» Попробуйте сами:
Пожалуйста, перескажите короче абзац отрывка о Гумилеве, начинающийся словами «С восходом солнца отряд седлал коней», сохранив его главные факты.

» Текст:
С восходом солнца отряд седлал коней для парфорской охоты – так называли в полку скачки по бездорожью. Участие в скачках было добровольным, но на тех, кто боялся сломать себе шею, смотрели с презрением. А опасность действительно была большая. Особенно трудно было справиться с изгородями, за которыми обычно оказывались канавы, полные воды. Каждый раз кто-нибудь из всадников падал вместе с лошадью – счастье, если отделывался ушибами.
Николай Степанович сразу по возвращении в эскадрон принял участие в этой охоте. И не только не слетел с коня, а опередил испытанных всадников. Отношение к нему сразу изменилось. Одни прониклись уважением, другие – недоброжелательством [9; 214–215, 216, 217].
Николай Степанович Гумилев.
И еще неприятно на войне – целые дни в сапогах, нельзя надеть туфлей, болят ноги [9; 471].
Конквистадор на распутье
Георгий Владимирович Иванов:
Наступило двадцать седьмое февраля. Гумилев вернулся в Петербург. Для него революция пришла не вовремя. Он устал и днями не выходил из своего царскосельского дома. Там, в библиотеке, уставленной широкими диванами, под клеткой с горбоносым какаду, тем самым, о котором Ахматова сказала:
Гумилев сидел над своими рукописями и книгами. Худой, желтый после недавней болезни, закутанный в пестрый азиатский халат, он мало напоминал недавнего блестящего кавалериста.

» Извлеченные данные:
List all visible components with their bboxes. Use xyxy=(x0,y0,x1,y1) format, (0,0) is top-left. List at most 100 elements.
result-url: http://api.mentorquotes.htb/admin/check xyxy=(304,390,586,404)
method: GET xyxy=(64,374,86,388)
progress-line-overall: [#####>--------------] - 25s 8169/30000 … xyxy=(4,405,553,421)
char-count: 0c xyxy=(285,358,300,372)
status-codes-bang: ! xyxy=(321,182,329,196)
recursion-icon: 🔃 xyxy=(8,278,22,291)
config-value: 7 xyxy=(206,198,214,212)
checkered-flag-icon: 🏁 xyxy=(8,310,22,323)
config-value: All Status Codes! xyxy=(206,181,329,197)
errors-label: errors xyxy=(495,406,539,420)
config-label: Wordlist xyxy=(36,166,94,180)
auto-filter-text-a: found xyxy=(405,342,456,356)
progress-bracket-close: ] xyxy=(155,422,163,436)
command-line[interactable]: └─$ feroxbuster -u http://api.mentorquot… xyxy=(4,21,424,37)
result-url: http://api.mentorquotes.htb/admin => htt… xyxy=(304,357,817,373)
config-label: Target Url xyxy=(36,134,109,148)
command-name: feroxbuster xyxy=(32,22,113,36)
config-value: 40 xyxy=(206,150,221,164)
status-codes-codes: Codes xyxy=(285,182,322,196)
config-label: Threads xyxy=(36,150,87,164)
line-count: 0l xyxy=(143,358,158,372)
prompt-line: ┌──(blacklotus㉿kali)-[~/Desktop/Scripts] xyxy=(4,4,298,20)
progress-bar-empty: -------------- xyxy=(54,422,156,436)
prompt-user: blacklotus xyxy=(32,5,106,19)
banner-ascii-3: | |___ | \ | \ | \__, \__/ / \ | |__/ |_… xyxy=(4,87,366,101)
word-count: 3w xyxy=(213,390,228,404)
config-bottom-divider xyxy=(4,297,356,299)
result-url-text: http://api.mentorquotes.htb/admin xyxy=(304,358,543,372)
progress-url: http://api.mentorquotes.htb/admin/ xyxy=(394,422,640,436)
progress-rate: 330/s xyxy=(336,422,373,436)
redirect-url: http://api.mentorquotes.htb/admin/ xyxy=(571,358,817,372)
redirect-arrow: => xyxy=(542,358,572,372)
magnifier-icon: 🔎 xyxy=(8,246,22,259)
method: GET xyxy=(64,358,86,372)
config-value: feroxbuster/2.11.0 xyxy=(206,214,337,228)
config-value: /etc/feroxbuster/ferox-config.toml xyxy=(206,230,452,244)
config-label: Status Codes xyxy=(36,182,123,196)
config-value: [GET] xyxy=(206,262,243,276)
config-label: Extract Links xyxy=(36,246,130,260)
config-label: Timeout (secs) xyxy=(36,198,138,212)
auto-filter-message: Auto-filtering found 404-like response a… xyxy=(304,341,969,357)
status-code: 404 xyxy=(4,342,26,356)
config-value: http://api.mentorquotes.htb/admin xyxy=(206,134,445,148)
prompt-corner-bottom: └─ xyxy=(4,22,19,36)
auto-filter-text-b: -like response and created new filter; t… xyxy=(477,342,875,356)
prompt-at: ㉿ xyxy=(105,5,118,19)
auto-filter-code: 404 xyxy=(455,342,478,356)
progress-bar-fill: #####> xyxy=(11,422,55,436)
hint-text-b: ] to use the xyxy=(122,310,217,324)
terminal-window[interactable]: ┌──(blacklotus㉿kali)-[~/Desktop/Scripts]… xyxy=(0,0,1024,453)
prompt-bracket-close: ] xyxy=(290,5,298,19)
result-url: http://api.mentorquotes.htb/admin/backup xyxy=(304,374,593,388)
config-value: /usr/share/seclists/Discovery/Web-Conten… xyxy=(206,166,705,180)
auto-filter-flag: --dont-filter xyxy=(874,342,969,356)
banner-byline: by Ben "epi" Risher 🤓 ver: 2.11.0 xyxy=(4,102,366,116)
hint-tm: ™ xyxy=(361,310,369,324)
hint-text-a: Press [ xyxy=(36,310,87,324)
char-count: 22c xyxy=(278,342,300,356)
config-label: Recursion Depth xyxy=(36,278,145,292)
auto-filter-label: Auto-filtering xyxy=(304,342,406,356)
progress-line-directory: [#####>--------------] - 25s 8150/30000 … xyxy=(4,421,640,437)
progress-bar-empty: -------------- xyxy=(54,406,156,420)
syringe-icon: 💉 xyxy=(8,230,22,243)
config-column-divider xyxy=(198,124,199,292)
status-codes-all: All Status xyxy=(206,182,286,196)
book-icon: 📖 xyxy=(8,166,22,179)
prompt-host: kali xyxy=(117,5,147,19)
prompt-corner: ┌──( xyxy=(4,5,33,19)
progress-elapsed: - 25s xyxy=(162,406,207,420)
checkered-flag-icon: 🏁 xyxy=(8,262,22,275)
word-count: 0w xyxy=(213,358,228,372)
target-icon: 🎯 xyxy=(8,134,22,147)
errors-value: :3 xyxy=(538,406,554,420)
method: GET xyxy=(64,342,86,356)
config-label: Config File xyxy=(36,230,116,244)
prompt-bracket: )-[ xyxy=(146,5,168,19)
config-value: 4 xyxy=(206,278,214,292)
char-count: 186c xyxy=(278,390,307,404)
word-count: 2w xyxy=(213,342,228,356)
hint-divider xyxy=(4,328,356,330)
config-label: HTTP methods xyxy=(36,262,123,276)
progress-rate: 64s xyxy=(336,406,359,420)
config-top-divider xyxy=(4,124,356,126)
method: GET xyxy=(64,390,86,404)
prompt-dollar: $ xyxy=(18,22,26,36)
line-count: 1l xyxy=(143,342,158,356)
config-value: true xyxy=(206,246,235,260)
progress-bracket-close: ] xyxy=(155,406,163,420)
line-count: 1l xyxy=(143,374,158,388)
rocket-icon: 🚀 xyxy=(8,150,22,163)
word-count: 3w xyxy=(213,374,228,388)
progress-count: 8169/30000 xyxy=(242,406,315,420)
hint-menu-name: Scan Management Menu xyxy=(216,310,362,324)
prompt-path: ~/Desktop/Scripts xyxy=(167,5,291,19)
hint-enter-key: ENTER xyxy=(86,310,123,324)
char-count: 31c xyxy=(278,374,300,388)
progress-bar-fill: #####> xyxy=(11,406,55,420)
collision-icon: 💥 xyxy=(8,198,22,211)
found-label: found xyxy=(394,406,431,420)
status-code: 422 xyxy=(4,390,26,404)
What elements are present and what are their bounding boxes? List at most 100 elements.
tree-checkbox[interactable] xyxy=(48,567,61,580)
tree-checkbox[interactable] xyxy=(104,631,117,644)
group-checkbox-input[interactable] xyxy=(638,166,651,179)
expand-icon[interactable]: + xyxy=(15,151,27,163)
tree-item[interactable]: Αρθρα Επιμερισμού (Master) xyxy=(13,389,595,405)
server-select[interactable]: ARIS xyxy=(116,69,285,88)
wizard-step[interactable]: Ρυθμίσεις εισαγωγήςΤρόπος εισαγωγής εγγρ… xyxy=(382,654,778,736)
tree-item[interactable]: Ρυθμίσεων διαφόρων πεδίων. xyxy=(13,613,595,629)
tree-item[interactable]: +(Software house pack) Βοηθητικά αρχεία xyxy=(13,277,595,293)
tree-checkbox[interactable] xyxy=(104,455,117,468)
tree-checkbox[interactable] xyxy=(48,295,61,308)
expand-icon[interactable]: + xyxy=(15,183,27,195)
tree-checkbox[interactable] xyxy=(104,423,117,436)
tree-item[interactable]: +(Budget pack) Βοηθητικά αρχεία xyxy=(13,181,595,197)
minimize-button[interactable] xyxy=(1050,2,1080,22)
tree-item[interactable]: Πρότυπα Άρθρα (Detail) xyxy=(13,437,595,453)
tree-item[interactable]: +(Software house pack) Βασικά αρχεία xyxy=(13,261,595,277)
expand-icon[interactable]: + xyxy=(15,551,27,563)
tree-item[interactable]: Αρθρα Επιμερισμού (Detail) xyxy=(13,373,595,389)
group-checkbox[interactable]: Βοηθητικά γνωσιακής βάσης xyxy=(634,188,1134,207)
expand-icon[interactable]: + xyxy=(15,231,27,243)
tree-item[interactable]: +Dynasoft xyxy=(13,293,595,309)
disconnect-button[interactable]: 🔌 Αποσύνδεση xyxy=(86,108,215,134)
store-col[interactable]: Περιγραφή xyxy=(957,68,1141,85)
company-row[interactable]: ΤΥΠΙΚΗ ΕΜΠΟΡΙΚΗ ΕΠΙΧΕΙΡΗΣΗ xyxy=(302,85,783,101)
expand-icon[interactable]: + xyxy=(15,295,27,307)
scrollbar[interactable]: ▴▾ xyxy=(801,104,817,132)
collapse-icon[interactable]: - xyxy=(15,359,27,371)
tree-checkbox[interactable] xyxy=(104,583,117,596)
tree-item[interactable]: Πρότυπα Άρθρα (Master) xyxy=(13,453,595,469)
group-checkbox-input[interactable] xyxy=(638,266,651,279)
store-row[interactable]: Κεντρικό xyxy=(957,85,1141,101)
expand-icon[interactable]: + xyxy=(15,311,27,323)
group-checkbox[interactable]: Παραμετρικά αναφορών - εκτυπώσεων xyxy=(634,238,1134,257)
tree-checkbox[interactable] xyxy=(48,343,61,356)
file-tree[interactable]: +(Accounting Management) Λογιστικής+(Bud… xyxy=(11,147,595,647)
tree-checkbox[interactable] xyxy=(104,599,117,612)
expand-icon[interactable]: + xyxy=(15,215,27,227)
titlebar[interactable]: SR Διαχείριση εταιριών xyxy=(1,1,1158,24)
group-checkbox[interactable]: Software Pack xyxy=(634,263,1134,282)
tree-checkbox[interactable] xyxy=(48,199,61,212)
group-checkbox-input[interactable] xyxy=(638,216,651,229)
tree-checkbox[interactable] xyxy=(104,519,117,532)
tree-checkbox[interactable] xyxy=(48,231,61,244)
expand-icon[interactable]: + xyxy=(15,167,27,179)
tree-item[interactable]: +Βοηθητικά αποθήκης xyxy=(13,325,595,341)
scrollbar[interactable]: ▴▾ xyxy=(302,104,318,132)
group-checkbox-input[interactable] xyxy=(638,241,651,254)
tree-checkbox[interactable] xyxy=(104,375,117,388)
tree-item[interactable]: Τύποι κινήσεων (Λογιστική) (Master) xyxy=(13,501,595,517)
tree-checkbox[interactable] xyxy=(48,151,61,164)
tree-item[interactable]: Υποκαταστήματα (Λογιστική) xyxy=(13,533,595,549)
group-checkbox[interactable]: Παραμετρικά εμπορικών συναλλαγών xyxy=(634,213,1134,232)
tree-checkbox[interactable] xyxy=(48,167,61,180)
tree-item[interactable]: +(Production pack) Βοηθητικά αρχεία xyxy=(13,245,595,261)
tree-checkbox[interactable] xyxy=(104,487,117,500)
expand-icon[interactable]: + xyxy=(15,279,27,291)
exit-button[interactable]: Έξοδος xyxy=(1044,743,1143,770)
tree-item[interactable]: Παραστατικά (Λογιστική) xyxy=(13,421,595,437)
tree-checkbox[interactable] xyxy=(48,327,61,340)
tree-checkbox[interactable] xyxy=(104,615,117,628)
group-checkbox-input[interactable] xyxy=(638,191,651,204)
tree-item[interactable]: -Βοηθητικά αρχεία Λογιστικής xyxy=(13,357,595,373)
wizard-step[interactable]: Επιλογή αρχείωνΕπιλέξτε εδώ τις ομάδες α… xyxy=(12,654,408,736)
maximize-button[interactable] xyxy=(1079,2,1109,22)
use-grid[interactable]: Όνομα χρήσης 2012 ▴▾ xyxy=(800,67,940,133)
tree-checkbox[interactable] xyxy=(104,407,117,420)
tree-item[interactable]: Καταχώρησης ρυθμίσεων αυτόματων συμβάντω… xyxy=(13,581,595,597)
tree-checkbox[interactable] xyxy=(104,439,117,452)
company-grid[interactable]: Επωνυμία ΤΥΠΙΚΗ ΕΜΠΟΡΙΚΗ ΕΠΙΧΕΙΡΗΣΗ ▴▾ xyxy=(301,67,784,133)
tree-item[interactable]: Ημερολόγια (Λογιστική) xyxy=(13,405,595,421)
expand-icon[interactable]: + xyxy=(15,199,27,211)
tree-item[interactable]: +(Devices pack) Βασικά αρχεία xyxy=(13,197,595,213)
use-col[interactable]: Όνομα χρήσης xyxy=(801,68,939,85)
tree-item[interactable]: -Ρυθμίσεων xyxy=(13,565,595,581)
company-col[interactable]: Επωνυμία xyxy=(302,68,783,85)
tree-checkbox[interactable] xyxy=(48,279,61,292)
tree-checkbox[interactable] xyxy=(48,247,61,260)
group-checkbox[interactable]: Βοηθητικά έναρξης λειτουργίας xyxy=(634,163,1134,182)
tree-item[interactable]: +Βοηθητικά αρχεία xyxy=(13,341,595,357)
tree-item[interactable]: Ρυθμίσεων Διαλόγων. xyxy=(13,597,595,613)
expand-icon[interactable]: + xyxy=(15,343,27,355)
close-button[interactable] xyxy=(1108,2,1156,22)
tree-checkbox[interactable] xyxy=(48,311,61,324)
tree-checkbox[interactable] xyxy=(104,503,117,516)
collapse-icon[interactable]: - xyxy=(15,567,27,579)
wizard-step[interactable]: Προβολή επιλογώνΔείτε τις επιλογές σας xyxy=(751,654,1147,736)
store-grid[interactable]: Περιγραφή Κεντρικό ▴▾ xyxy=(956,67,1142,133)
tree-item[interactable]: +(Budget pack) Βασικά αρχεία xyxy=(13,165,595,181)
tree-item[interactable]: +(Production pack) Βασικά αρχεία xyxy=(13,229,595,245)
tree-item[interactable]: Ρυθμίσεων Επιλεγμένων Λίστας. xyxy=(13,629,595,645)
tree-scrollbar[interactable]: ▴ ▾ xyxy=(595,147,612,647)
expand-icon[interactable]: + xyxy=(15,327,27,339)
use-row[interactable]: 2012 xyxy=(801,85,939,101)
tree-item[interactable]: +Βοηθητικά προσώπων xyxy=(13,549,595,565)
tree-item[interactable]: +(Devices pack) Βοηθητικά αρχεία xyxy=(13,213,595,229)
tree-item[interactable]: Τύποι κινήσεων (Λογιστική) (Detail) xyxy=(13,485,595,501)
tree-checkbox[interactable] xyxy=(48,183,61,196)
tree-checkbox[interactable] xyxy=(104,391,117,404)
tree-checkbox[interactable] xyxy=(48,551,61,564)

» Ответ к заданию:
На рассвете отряд выезжал на парфорскую охоту. Так в полку называли скачки по бездорожью. Участие было добровольным, но к тем, кто боялся сломать шею, относились с презрением. Опасность была велика. Особенно трудно было брать изгороди, за которыми обычно оказывались канавы с водой. Каждый раз кто-нибудь из всадников падал вместе с лошадью и в лучшем случае отделывался ушибами.